» Given data:

________________

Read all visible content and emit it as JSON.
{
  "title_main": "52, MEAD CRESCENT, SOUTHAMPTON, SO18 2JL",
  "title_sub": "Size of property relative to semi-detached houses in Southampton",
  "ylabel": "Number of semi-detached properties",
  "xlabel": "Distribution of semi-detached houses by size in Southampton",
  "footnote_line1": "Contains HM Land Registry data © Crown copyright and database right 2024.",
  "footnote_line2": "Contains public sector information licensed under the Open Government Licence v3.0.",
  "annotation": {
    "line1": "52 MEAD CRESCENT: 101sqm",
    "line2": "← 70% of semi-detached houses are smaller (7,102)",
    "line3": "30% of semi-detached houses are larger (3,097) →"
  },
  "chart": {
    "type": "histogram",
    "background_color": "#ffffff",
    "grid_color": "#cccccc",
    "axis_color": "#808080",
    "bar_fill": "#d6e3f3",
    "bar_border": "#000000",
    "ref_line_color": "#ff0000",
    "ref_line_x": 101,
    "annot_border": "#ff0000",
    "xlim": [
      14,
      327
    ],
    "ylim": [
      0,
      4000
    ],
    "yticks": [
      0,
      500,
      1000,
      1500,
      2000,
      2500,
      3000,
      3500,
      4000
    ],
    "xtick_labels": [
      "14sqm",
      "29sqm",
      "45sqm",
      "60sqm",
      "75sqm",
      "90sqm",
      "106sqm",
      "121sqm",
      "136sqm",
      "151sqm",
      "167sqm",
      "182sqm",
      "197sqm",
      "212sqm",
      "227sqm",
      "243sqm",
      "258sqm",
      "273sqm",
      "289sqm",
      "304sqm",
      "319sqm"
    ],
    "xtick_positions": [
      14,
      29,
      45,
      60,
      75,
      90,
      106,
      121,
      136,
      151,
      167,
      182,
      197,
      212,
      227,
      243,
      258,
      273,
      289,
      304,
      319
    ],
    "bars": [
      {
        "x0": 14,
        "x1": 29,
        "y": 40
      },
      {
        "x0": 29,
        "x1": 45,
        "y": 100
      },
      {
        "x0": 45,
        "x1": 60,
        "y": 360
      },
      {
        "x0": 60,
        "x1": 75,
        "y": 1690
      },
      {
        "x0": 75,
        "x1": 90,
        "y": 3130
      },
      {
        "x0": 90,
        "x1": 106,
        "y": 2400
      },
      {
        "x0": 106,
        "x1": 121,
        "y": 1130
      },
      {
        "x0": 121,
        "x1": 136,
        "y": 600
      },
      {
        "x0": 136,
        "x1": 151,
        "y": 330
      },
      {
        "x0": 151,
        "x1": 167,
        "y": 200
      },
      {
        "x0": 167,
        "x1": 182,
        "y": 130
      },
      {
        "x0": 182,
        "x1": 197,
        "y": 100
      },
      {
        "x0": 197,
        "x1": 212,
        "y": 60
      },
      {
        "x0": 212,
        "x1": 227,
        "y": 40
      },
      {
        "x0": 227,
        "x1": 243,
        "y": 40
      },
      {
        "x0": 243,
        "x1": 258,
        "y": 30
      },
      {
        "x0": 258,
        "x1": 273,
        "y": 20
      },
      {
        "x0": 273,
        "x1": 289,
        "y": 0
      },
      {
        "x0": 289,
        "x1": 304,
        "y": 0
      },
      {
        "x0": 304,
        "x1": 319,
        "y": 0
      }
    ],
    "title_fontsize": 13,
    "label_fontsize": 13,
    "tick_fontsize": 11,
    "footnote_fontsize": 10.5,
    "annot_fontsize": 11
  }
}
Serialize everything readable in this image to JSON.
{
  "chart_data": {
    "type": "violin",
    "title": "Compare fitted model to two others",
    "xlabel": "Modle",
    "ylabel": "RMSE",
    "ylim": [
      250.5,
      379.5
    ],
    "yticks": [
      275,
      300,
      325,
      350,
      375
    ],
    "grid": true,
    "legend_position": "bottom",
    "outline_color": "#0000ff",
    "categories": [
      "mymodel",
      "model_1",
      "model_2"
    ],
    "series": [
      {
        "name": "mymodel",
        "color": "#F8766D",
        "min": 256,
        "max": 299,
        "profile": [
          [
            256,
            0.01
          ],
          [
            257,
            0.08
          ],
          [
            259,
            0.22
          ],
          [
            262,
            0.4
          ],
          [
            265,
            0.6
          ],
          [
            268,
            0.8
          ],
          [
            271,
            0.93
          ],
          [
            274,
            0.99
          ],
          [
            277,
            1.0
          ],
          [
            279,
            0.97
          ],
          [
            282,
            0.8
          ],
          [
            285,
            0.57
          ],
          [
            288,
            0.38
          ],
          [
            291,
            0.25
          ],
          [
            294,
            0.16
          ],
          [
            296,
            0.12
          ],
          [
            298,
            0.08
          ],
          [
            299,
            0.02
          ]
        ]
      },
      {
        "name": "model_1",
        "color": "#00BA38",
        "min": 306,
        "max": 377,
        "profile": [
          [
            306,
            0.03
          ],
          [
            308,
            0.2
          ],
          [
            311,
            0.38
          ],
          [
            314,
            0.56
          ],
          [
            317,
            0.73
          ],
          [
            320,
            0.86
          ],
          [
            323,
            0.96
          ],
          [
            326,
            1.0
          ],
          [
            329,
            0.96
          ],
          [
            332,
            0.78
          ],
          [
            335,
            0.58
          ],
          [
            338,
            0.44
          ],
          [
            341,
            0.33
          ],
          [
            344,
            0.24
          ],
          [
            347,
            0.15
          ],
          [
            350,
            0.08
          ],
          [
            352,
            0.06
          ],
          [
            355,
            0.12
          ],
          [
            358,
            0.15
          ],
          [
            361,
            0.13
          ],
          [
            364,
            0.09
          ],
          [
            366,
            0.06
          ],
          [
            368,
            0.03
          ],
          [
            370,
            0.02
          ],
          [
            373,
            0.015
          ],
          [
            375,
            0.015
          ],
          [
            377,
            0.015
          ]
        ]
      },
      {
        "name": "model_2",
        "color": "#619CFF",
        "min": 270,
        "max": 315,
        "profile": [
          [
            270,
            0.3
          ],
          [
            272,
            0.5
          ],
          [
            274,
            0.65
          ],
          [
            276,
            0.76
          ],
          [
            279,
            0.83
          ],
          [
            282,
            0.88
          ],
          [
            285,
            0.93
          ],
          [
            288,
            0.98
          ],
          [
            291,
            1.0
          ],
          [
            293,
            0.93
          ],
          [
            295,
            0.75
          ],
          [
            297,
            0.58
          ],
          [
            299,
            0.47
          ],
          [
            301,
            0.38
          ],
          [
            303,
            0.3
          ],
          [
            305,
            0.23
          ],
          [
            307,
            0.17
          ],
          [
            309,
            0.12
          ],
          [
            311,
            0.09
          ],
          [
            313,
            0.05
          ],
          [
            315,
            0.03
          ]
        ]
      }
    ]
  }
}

________________

» Exercise prompt: Transcribe every entry verbatim.

» Answer:
Read all visible content and emit it as JSON.
{
  "title_main": "52, MEAD CRESCENT, SOUTHAMPTON, SO18 2JL",
  "title_sub": "Size of property relative to semi-detached houses in Southampton",
  "ylabel": "Number of semi-detached properties",
  "xlabel": "Distribution of semi-detached houses by size in Southampton",
  "footnote_line1": "Contains HM Land Registry data © Crown copyright and database right 2024.",
  "footnote_line2": "Contains public sector information licensed under the Open Government Licence v3.0.",
  "annotation": {
    "line1": "52 MEAD CRESCENT: 101sqm",
    "line2": "← 70% of semi-detached houses are smaller (7,102)",
    "line3": "30% of semi-detached houses are larger (3,097) →"
  },
  "chart": {
    "type": "histogram",
    "background_color": "#ffffff",
    "grid_color": "#cccccc",
    "axis_color": "#808080",
    "bar_fill": "#d6e3f3",
    "bar_border": "#000000",
    "ref_line_color": "#ff0000",
    "ref_line_x": 101,
    "annot_border": "#ff0000",
    "xlim": [
      14,
      327
    ],
    "ylim": [
      0,
      4000
    ],
    "yticks": [
      0,
      500,
      1000,
      1500,
      2000,
      2500,
      3000,
      3500,
      4000
    ],
    "xtick_labels": [
      "14sqm",
      "29sqm",
      "45sqm",
      "60sqm",
      "75sqm",
      "90sqm",
      "106sqm",
      "121sqm",
      "136sqm",
      "151sqm",
      "167sqm",
      "182sqm",
      "197sqm",
      "212sqm",
      "227sqm",
      "243sqm",
      "258sqm",
      "273sqm",
      "289sqm",
      "304sqm",
      "319sqm"
    ],
    "xtick_positions": [
      14,
      29,
      45,
      60,
      75,
      90,
      106,
      121,
      136,
      151,
      167,
      182,
      197,
      212,
      227,
      243,
      258,
      273,
      289,
      304,
      319
    ],
    "bars": [
      {
        "x0": 14,
        "x1": 29,
        "y": 40
      },
      {
        "x0": 29,
        "x1": 45,
        "y": 100
      },
      {
        "x0": 45,
        "x1": 60,
        "y": 360
      },
      {
        "x0": 60,
        "x1": 75,
        "y": 1690
      },
      {
        "x0": 75,
        "x1": 90,
        "y": 3130
      },
      {
        "x0": 90,
        "x1": 106,
        "y": 2400
      },
      {
        "x0": 106,
        "x1": 121,
        "y": 1130
      },
      {
        "x0": 121,
        "x1": 136,
        "y": 600
      },
      {
        "x0": 136,
        "x1": 151,
        "y": 330
      },
      {
        "x0": 151,
        "x1": 167,
        "y": 200
      },
      {
        "x0": 167,
        "x1": 182,
        "y": 130
      },
      {
        "x0": 182,
        "x1": 197,
        "y": 100
      },
      {
        "x0": 197,
        "x1": 212,
        "y": 60
      },
      {
        "x0": 212,
        "x1": 227,
        "y": 40
      },
      {
        "x0": 227,
        "x1": 243,
        "y": 40
      },
      {
        "x0": 243,
        "x1": 258,
        "y": 30
      },
      {
        "x0": 258,
        "x1": 273,
        "y": 20
      },
      {
        "x0": 273,
        "x1": 289,
        "y": 0
      },
      {
        "x0": 289,
        "x1": 304,
        "y": 0
      },
      {
        "x0": 304,
        "x1": 319,
        "y": 0
      }
    ],
    "title_fontsize": 13,
    "label_fontsize": 13,
    "tick_fontsize": 11,
    "footnote_fontsize": 10.5,
    "annot_fontsize": 11
  }
}
Serialize everything readable in this image to JSON.
{
  "chart_data": {
    "type": "violin",
    "title": "Compare fitted model to two others",
    "xlabel": "Modle",
    "ylabel": "RMSE",
    "ylim": [
      250.5,
      379.5
    ],
    "yticks": [
      275,
      300,
      325,
      350,
      375
    ],
    "grid": true,
    "legend_position": "bottom",
    "outline_color": "#0000ff",
    "categories": [
      "mymodel",
      "model_1",
      "model_2"
    ],
    "series": [
      {
        "name": "mymodel",
        "color": "#F8766D",
        "min": 256,
        "max": 299,
        "profile": [
          [
            256,
            0.01
          ],
          [
            257,
            0.08
          ],
          [
            259,
            0.22
          ],
          [
            262,
            0.4
          ],
          [
            265,
            0.6
          ],
          [
            268,
            0.8
          ],
          [
            271,
            0.93
          ],
          [
            274,
            0.99
          ],
          [
            277,
            1.0
          ],
          [
            279,
            0.97
          ],
          [
            282,
            0.8
          ],
          [
            285,
            0.57
          ],
          [
            288,
            0.38
          ],
          [
            291,
            0.25
          ],
          [
            294,
            0.16
          ],
          [
            296,
            0.12
          ],
          [
            298,
            0.08
          ],
          [
            299,
            0.02
          ]
        ]
      },
      {
        "name": "model_1",
        "color": "#00BA38",
        "min": 306,
        "max": 377,
        "profile": [
          [
            306,
            0.03
          ],
          [
            308,
            0.2
          ],
          [
            311,
            0.38
          ],
          [
            314,
            0.56
          ],
          [
            317,
            0.73
          ],
          [
            320,
            0.86
          ],
          [
            323,
            0.96
          ],
          [
            326,
            1.0
          ],
          [
            329,
            0.96
          ],
          [
            332,
            0.78
          ],
          [
            335,
            0.58
          ],
          [
            338,
            0.44
          ],
          [
            341,
            0.33
          ],
          [
            344,
            0.24
          ],
          [
            347,
            0.15
          ],
          [
            350,
            0.08
          ],
          [
            352,
            0.06
          ],
          [
            355,
            0.12
          ],
          [
            358,
            0.15
          ],
          [
            361,
            0.13
          ],
          [
            364,
            0.09
          ],
          [
            366,
            0.06
          ],
          [
            368,
            0.03
          ],
          [
            370,
            0.02
          ],
          [
            373,
            0.015
          ],
          [
            375,
            0.015
          ],
          [
            377,
            0.015
          ]
        ]
      },
      {
        "name": "model_2",
        "color": "#619CFF",
        "min": 270,
        "max": 315,
        "profile": [
          [
            270,
            0.3
          ],
          [
            272,
            0.5
          ],
          [
            274,
            0.65
          ],
          [
            276,
            0.76
          ],
          [
            279,
            0.83
          ],
          [
            282,
            0.88
          ],
          [
            285,
            0.93
          ],
          [
            288,
            0.98
          ],
          [
            291,
            1.0
          ],
          [
            293,
            0.93
          ],
          [
            295,
            0.75
          ],
          [
            297,
            0.58
          ],
          [
            299,
            0.47
          ],
          [
            301,
            0.38
          ],
          [
            303,
            0.3
          ],
          [
            305,
            0.23
          ],
          [
            307,
            0.17
          ],
          [
            309,
            0.12
          ],
          [
            311,
            0.09
          ],
          [
            313,
            0.05
          ],
          [
            315,
            0.03
          ]
        ]
      }
    ]
  }
}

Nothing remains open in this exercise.